AVAILABLE RECORDS:
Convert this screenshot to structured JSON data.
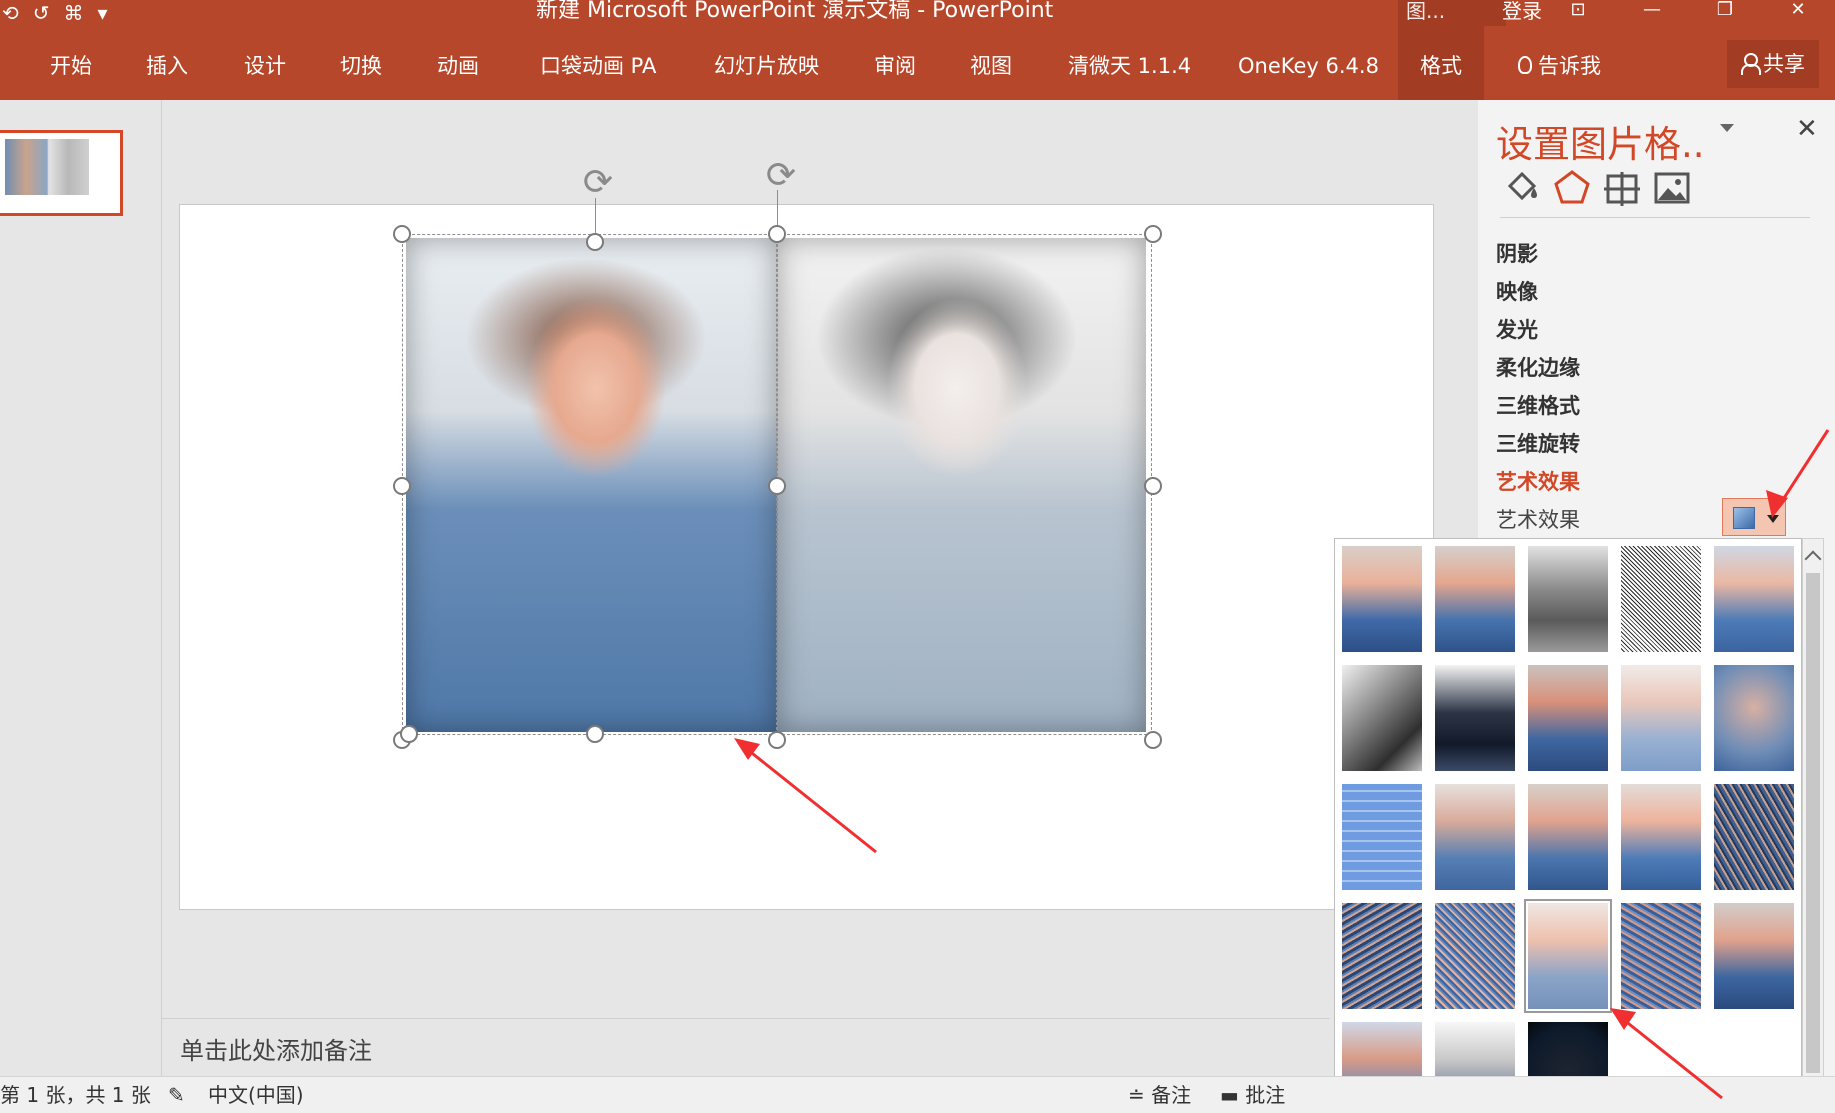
{
  "titlebar": {
    "title": "新建 Microsoft PowerPoint 演示文稿  -  PowerPoint",
    "context_group": "图...",
    "login": "登录",
    "qat": [
      "⟲",
      "↺",
      "⌘",
      "▾"
    ]
  },
  "window_buttons": [
    "⊡",
    "—",
    "❐",
    "✕"
  ],
  "ribbon": {
    "tabs": [
      "开始",
      "插入",
      "设计",
      "切换",
      "动画",
      "口袋动画 PA",
      "幻灯片放映",
      "审阅",
      "视图",
      "清微天 1.1.4",
      "OneKey 6.4.8",
      "格式"
    ],
    "active_tab": "格式",
    "tell_me": "告诉我",
    "share": "共享"
  },
  "format_pane": {
    "title": "设置图片格..",
    "close": "✕",
    "icons": [
      "fill-line-icon",
      "effects-icon",
      "size-position-icon",
      "picture-icon"
    ],
    "sections": [
      "阴影",
      "映像",
      "发光",
      "柔化边缘",
      "三维格式",
      "三维旋转",
      "艺术效果"
    ],
    "active_section": "艺术效果",
    "art_effects_label": "艺术效果"
  },
  "gallery": {
    "selected_index": 17,
    "effects": [
      {
        "bg": "linear-gradient(180deg,#d9cfc8 0%,#e9b19a 35%,#3f6aa8 70%,#2d4f86 100%)"
      },
      {
        "bg": "linear-gradient(180deg,#d5d0cc 0%,#e4a68e 35%,#4673ad 70%,#2f538a 100%)"
      },
      {
        "bg": "linear-gradient(180deg,#e2e2e2 0%,#8c8c8c 40%,#5a5a5a 70%,#9a9a9a 100%)"
      },
      {
        "bg": "repeating-linear-gradient(45deg,#ffffff 0 2px,#2a2a2a 2px 3px)"
      },
      {
        "bg": "linear-gradient(180deg,#cfd7e3 0%,#eab8a3 35%,#4d7bb7 70%,#3b64a0 100%)"
      },
      {
        "bg": "linear-gradient(135deg,#f0f0f0 0%,#7d7d7d 45%,#2e2e2e 75%,#bdbdbd 100%)"
      },
      {
        "bg": "linear-gradient(180deg,#f3f3f3 0%,#2c3446 45%,#121a2a 75%,#3b4a66 100%)"
      },
      {
        "bg": "linear-gradient(180deg,#c9c2bd 0%,#d9907a 35%,#3e67a1 70%,#2c4b7e 100%)"
      },
      {
        "bg": "linear-gradient(180deg,#f1ebe8 0%,#e9c7bb 35%,#98b1d2 70%,#7f9dc8 100%)"
      },
      {
        "bg": "radial-gradient(circle at 50% 40%,#d7b0a3 0%,#6f8db6 60%,#3d639b 100%)"
      },
      {
        "bg": "repeating-linear-gradient(0deg,#6f9be0 0 8px,#a7c4ef 8px 10px),linear-gradient(#e5a691,#4b7bc5)"
      },
      {
        "bg": "linear-gradient(180deg,#e6e0dd 0%,#d9ab9b 35%,#567fb3 70%,#3f66a0 100%)"
      },
      {
        "bg": "linear-gradient(180deg,#d7d0ca 0%,#e1a38e 35%,#4a75ad 70%,#32578f 100%)"
      },
      {
        "bg": "linear-gradient(180deg,#e3dcd8 0%,#eeb39c 35%,#4e7cb8 70%,#355e98 100%)"
      },
      {
        "bg": "repeating-linear-gradient(60deg,#3f5f8f 0 3px,#c9a08e 3px 5px,#223a60 5px 7px)"
      },
      {
        "bg": "repeating-linear-gradient(-30deg,#2b4672 0 3px,#d2a593 3px 5px,#5b7fb5 5px 7px)"
      },
      {
        "bg": "repeating-linear-gradient(45deg,#3e64a0 0 2px,#e1b3a2 2px 4px,#5f86bf 4px 6px)"
      },
      {
        "bg": "linear-gradient(180deg,#efe7e3 0%,#eec0ad 35%,#8aa4c8 70%,#7691b9 100%)"
      },
      {
        "bg": "repeating-linear-gradient(30deg,#3a5f98 0 3px,#d89a86 3px 5px,#6b8fc4 5px 7px)"
      },
      {
        "bg": "linear-gradient(180deg,#d1cdca 0%,#e1a28c 35%,#3d66a0 70%,#2a4a7d 100%)"
      },
      {
        "bg": "linear-gradient(180deg,#cfd8e6 0%,#d89b86 35%,#5b86c2 70%,#4a75b2 100%)"
      },
      {
        "bg": "linear-gradient(180deg,#f7f7f7 0%,#c9c9c9 35%,#6d7f98 70%,#4e6484 100%)"
      },
      {
        "bg": "radial-gradient(circle at 50% 45%,#1e2430 0%,#0d1a2b 60%,#000000 100%)"
      }
    ]
  },
  "notes": {
    "placeholder": "单击此处添加备注"
  },
  "status": {
    "slide": "第 1 张，共 1 张",
    "language": "中文(中国)",
    "notes_btn": "备注",
    "comments_btn": "批注"
  }
}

EXERCISE DETAILS:
Using the material above, report each line where "circle" occurs.

FULL OUTPUT:
        "bg": "radial-gradient(circle at 50% 40%,#d7b0a3 0%,#6f8db6 60%,#3d639b 100%)"
        "bg": "radial-gradient(circle at 50% 45%,#1e2430 0%,#0d1a2b 60%,#000000 100%)"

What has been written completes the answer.